Search the data for the word "Total" and copy every line that contains it.

--- --- ---

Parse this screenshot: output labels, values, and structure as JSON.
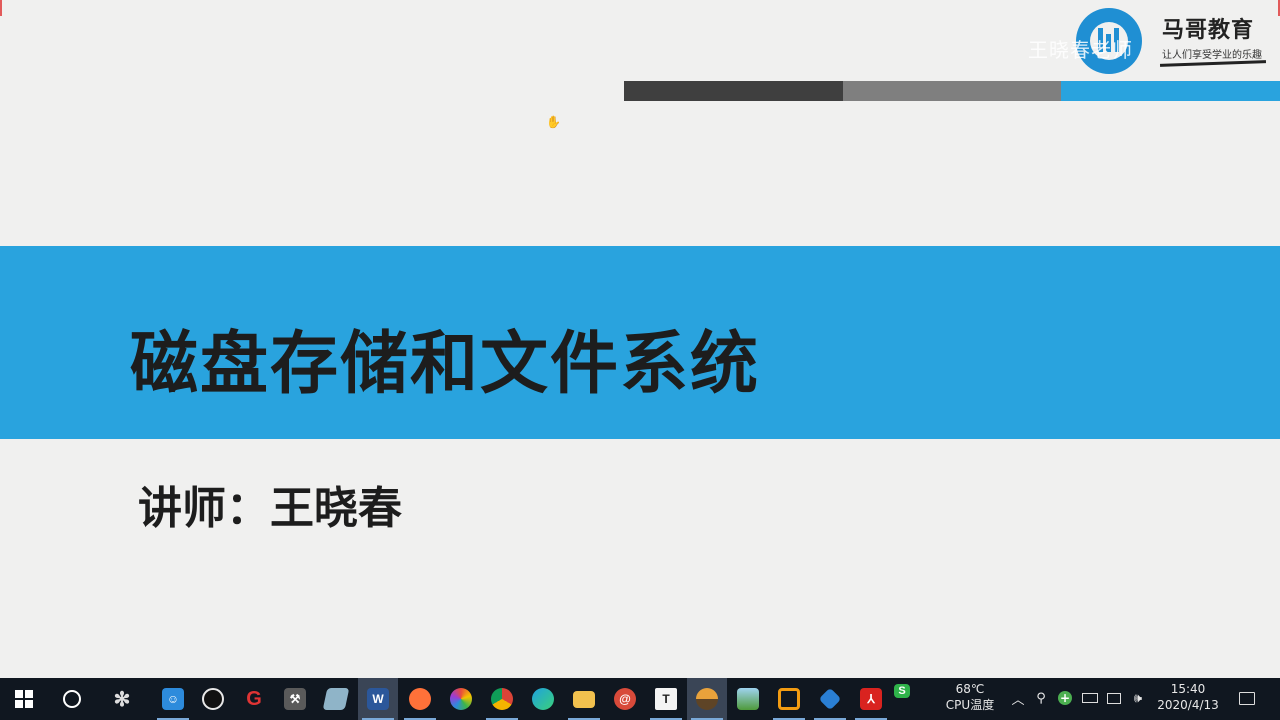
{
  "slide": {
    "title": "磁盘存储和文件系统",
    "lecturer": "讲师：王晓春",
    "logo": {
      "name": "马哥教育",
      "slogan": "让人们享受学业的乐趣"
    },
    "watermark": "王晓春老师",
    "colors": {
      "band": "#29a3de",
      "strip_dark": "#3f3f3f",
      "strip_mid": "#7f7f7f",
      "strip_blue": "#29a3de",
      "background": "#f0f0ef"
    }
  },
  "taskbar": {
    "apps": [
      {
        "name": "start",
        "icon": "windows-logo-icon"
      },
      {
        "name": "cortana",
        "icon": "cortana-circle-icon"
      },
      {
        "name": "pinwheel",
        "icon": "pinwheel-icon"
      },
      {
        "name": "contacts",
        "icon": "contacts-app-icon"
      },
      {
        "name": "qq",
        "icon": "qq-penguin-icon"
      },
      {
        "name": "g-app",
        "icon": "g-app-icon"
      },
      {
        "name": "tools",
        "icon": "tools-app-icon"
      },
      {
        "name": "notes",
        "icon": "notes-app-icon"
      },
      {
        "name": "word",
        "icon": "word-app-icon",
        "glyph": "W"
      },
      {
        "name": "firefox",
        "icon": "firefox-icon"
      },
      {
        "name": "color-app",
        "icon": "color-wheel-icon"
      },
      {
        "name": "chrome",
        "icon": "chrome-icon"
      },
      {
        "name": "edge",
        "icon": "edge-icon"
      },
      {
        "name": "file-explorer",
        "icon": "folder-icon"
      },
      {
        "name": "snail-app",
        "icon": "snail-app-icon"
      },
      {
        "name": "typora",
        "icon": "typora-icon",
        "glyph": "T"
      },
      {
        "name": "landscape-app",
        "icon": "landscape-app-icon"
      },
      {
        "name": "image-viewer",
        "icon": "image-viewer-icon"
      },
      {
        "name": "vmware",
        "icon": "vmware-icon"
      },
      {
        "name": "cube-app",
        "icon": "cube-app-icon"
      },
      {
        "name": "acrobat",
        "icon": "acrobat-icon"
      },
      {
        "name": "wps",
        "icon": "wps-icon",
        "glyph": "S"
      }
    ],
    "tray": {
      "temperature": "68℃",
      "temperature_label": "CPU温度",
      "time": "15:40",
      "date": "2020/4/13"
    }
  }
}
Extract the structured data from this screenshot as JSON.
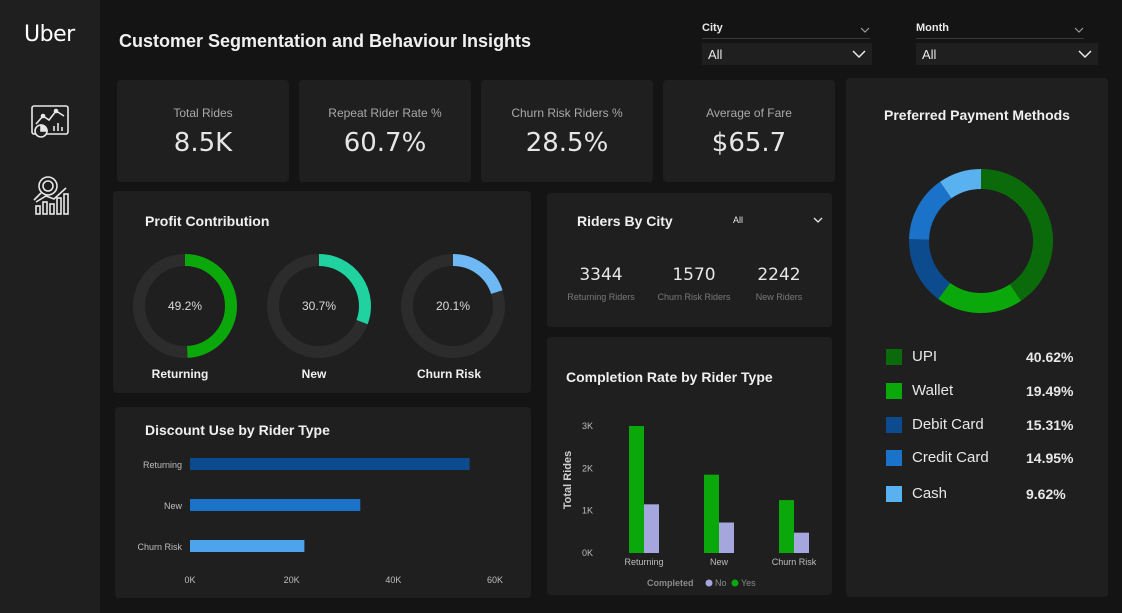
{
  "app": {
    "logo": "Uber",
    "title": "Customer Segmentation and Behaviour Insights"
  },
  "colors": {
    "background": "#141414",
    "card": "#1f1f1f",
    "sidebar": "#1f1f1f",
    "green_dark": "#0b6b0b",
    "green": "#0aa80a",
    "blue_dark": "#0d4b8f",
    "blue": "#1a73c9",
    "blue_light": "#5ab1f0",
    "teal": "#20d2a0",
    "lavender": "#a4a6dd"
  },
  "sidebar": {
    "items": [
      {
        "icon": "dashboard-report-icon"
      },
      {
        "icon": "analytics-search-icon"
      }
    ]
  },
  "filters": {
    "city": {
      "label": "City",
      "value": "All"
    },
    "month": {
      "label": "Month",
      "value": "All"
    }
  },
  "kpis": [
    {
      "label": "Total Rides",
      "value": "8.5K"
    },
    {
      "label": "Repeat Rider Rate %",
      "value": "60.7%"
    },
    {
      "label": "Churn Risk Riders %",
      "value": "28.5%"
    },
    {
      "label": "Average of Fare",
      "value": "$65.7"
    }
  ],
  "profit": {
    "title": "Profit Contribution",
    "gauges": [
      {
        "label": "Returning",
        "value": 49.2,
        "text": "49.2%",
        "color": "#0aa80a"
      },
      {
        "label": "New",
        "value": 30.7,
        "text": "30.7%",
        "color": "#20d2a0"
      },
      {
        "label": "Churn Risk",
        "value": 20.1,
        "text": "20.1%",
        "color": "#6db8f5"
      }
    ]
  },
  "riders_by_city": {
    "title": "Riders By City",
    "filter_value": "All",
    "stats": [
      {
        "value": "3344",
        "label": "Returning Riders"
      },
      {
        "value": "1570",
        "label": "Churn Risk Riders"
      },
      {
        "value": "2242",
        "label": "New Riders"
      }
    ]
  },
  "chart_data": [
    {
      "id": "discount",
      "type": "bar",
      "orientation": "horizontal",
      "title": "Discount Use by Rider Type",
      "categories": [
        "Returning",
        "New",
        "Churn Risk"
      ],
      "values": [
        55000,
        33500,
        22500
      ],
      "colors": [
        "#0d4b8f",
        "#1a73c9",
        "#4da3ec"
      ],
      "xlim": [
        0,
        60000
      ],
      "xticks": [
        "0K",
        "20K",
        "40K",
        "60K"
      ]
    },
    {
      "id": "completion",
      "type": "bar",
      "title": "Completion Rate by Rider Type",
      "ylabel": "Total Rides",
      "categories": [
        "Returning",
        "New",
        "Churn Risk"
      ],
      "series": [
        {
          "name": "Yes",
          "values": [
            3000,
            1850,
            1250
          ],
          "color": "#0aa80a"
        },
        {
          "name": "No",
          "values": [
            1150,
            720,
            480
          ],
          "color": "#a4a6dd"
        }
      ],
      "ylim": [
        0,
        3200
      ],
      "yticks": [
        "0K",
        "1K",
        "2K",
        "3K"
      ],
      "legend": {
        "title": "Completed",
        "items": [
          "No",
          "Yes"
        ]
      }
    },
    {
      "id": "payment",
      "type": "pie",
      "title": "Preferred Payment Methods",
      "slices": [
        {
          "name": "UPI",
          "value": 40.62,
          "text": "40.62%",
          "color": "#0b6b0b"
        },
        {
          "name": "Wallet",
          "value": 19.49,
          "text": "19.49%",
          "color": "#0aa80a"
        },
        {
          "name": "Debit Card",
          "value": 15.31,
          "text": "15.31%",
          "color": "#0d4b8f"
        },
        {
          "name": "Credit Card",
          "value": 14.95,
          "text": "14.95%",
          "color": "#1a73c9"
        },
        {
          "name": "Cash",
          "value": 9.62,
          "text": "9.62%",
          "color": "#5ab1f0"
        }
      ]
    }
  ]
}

--- --- ---

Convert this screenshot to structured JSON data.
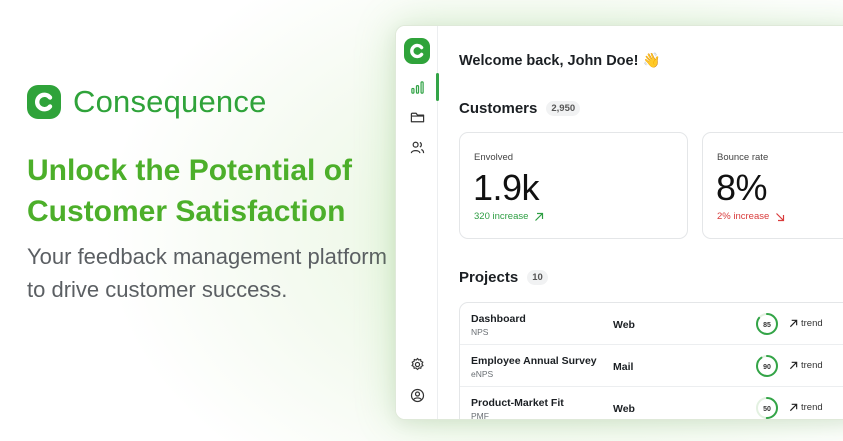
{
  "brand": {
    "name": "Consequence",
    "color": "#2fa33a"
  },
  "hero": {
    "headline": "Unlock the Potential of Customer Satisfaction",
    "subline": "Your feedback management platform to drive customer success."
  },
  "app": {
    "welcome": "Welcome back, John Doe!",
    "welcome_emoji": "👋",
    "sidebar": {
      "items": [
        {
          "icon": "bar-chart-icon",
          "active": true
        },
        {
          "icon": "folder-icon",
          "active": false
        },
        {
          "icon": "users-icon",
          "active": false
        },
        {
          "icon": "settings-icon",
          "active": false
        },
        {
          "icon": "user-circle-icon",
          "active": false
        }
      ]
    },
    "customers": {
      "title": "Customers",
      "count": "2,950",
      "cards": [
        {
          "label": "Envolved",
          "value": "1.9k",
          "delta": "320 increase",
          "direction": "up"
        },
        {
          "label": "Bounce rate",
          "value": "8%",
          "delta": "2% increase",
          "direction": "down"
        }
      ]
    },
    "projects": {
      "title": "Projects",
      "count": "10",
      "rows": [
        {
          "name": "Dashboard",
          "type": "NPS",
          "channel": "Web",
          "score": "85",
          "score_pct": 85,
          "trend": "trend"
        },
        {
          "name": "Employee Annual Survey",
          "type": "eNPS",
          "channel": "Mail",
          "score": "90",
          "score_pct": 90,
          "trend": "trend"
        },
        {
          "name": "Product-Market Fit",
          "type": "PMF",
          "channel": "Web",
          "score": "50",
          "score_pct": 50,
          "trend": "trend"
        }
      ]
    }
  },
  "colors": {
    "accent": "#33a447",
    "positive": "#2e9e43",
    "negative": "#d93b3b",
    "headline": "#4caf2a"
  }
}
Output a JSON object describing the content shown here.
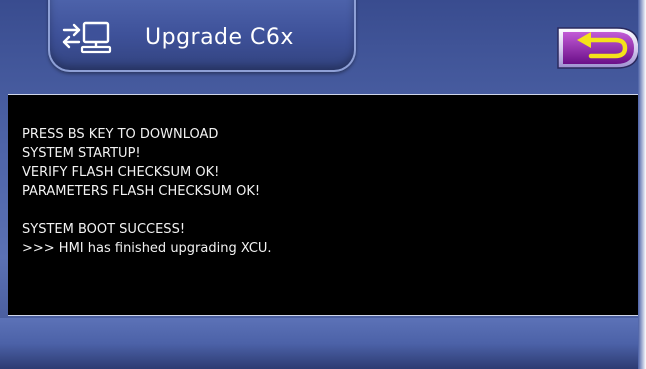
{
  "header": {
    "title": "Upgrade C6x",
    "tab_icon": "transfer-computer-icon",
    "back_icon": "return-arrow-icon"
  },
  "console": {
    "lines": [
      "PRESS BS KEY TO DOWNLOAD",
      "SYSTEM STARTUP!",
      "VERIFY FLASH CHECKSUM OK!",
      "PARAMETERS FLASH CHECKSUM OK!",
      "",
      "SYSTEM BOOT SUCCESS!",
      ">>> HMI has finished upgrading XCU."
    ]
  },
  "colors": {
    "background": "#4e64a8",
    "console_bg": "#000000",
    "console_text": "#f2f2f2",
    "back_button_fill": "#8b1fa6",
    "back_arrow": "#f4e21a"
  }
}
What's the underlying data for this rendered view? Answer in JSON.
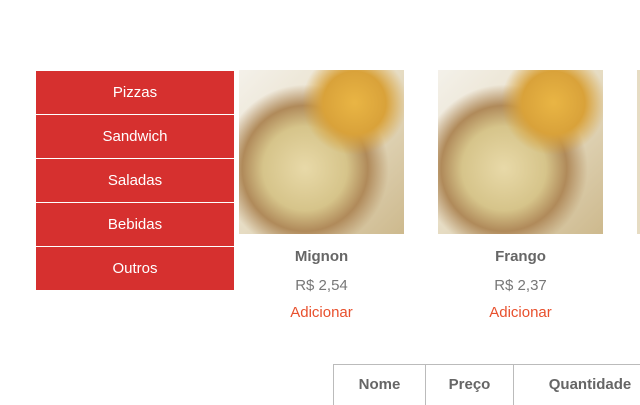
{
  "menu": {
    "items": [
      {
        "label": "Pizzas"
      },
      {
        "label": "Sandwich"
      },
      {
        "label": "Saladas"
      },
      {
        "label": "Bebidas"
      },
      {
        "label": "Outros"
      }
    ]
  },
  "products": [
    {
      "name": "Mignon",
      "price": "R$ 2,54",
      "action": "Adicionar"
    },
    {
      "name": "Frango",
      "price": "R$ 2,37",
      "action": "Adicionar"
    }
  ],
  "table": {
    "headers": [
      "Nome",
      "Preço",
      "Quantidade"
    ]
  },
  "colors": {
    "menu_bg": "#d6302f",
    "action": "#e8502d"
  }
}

--- --- ---

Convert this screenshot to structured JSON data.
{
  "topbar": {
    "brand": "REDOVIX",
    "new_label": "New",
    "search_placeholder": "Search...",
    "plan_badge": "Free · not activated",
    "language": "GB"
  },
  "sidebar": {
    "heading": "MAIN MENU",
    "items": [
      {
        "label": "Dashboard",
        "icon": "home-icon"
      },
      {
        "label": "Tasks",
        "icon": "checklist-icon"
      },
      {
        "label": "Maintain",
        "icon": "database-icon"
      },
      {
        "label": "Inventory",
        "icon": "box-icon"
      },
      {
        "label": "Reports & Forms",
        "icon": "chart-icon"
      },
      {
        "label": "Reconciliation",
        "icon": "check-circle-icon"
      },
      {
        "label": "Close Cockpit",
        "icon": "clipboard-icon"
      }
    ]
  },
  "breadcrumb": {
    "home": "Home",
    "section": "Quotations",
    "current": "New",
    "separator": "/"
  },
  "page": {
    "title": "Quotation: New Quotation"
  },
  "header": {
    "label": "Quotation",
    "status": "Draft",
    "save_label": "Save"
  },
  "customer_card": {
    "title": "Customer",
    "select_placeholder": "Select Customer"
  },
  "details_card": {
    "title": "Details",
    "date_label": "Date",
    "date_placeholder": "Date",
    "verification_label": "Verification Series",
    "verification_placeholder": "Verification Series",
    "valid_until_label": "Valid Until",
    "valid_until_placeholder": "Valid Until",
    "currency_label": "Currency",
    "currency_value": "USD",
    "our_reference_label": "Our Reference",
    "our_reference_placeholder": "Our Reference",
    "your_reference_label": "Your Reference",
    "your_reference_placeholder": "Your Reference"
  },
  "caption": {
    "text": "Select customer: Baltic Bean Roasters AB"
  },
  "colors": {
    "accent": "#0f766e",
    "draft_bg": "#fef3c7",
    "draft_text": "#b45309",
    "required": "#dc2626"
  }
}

--- --- ---

• **Finished exercise**:
      "label": "Total Rides",
      "ylabel": "Total Rides",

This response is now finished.